(Dataset records)

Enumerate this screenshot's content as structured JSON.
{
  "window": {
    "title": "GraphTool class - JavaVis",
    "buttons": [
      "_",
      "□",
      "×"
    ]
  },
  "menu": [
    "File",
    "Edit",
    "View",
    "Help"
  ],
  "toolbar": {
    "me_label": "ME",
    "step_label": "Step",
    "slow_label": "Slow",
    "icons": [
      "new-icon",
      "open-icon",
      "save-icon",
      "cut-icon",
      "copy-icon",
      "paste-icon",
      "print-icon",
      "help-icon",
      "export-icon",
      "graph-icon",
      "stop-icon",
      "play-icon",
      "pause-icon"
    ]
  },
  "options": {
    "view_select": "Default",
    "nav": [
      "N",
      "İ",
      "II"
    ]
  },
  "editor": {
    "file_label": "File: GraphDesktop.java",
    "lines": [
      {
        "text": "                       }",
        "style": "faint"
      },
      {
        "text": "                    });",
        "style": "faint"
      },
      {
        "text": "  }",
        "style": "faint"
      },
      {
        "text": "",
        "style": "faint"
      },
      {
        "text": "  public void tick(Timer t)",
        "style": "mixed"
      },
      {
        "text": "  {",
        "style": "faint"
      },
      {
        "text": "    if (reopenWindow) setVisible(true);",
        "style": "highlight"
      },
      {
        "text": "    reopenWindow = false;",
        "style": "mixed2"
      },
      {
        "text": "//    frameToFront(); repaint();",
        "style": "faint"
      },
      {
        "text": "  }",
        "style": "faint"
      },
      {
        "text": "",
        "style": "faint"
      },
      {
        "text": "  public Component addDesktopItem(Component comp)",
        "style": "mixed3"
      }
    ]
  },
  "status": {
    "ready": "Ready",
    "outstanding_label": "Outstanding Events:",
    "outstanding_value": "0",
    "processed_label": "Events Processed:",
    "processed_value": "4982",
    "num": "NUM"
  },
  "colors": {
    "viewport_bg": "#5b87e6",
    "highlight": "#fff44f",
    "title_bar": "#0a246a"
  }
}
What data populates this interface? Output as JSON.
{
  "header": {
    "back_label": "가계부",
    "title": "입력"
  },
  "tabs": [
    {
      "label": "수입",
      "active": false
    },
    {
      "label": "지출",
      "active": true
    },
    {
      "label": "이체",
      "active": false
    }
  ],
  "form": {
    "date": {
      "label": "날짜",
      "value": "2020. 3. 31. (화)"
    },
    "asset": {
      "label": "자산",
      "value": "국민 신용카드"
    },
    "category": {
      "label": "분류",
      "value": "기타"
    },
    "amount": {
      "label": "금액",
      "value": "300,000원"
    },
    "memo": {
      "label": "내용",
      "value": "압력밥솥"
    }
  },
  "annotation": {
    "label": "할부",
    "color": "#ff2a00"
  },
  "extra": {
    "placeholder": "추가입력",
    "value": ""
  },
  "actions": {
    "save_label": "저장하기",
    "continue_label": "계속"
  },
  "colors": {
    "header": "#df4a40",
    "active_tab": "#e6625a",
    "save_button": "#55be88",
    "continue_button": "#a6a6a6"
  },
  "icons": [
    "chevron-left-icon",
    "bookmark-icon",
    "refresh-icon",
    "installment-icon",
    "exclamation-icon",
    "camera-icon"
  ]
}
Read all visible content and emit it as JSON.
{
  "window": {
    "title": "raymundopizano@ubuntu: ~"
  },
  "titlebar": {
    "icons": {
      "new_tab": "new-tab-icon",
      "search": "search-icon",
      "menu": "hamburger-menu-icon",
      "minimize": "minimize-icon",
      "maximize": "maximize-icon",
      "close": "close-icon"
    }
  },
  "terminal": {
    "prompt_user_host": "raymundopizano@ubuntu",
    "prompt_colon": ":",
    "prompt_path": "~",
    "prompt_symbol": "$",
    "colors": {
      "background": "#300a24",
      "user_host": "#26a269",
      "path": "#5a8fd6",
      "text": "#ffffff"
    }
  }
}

**The problem:**
Output the data above exactly, please, line for line.

**The output:**
Enumerate this screenshot's content as structured JSON.
{
  "window": {
    "title": "GraphTool class - JavaVis",
    "buttons": [
      "_",
      "□",
      "×"
    ]
  },
  "menu": [
    "File",
    "Edit",
    "View",
    "Help"
  ],
  "toolbar": {
    "me_label": "ME",
    "step_label": "Step",
    "slow_label": "Slow",
    "icons": [
      "new-icon",
      "open-icon",
      "save-icon",
      "cut-icon",
      "copy-icon",
      "paste-icon",
      "print-icon",
      "help-icon",
      "export-icon",
      "graph-icon",
      "stop-icon",
      "play-icon",
      "pause-icon"
    ]
  },
  "options": {
    "view_select": "Default",
    "nav": [
      "N",
      "İ",
      "II"
    ]
  },
  "editor": {
    "file_label": "File: GraphDesktop.java",
    "lines": [
      {
        "text": "                       }",
        "style": "faint"
      },
      {
        "text": "                    });",
        "style": "faint"
      },
      {
        "text": "  }",
        "style": "faint"
      },
      {
        "text": "",
        "style": "faint"
      },
      {
        "text": "  public void tick(Timer t)",
        "style": "mixed"
      },
      {
        "text": "  {",
        "style": "faint"
      },
      {
        "text": "    if (reopenWindow) setVisible(true);",
        "style": "highlight"
      },
      {
        "text": "    reopenWindow = false;",
        "style": "mixed2"
      },
      {
        "text": "//    frameToFront(); repaint();",
        "style": "faint"
      },
      {
        "text": "  }",
        "style": "faint"
      },
      {
        "text": "",
        "style": "faint"
      },
      {
        "text": "  public Component addDesktopItem(Component comp)",
        "style": "mixed3"
      }
    ]
  },
  "status": {
    "ready": "Ready",
    "outstanding_label": "Outstanding Events:",
    "outstanding_value": "0",
    "processed_label": "Events Processed:",
    "processed_value": "4982",
    "num": "NUM"
  },
  "colors": {
    "viewport_bg": "#5b87e6",
    "highlight": "#fff44f",
    "title_bar": "#0a246a"
  }
}
What data populates this interface? Output as JSON.
{
  "header": {
    "back_label": "가계부",
    "title": "입력"
  },
  "tabs": [
    {
      "label": "수입",
      "active": false
    },
    {
      "label": "지출",
      "active": true
    },
    {
      "label": "이체",
      "active": false
    }
  ],
  "form": {
    "date": {
      "label": "날짜",
      "value": "2020. 3. 31. (화)"
    },
    "asset": {
      "label": "자산",
      "value": "국민 신용카드"
    },
    "category": {
      "label": "분류",
      "value": "기타"
    },
    "amount": {
      "label": "금액",
      "value": "300,000원"
    },
    "memo": {
      "label": "내용",
      "value": "압력밥솥"
    }
  },
  "annotation": {
    "label": "할부",
    "color": "#ff2a00"
  },
  "extra": {
    "placeholder": "추가입력",
    "value": ""
  },
  "actions": {
    "save_label": "저장하기",
    "continue_label": "계속"
  },
  "colors": {
    "header": "#df4a40",
    "active_tab": "#e6625a",
    "save_button": "#55be88",
    "continue_button": "#a6a6a6"
  },
  "icons": [
    "chevron-left-icon",
    "bookmark-icon",
    "refresh-icon",
    "installment-icon",
    "exclamation-icon",
    "camera-icon"
  ]
}
Read all visible content and emit it as JSON.
{
  "window": {
    "title": "raymundopizano@ubuntu: ~"
  },
  "titlebar": {
    "icons": {
      "new_tab": "new-tab-icon",
      "search": "search-icon",
      "menu": "hamburger-menu-icon",
      "minimize": "minimize-icon",
      "maximize": "maximize-icon",
      "close": "close-icon"
    }
  },
  "terminal": {
    "prompt_user_host": "raymundopizano@ubuntu",
    "prompt_colon": ":",
    "prompt_path": "~",
    "prompt_symbol": "$",
    "colors": {
      "background": "#300a24",
      "user_host": "#26a269",
      "path": "#5a8fd6",
      "text": "#ffffff"
    }
  }
}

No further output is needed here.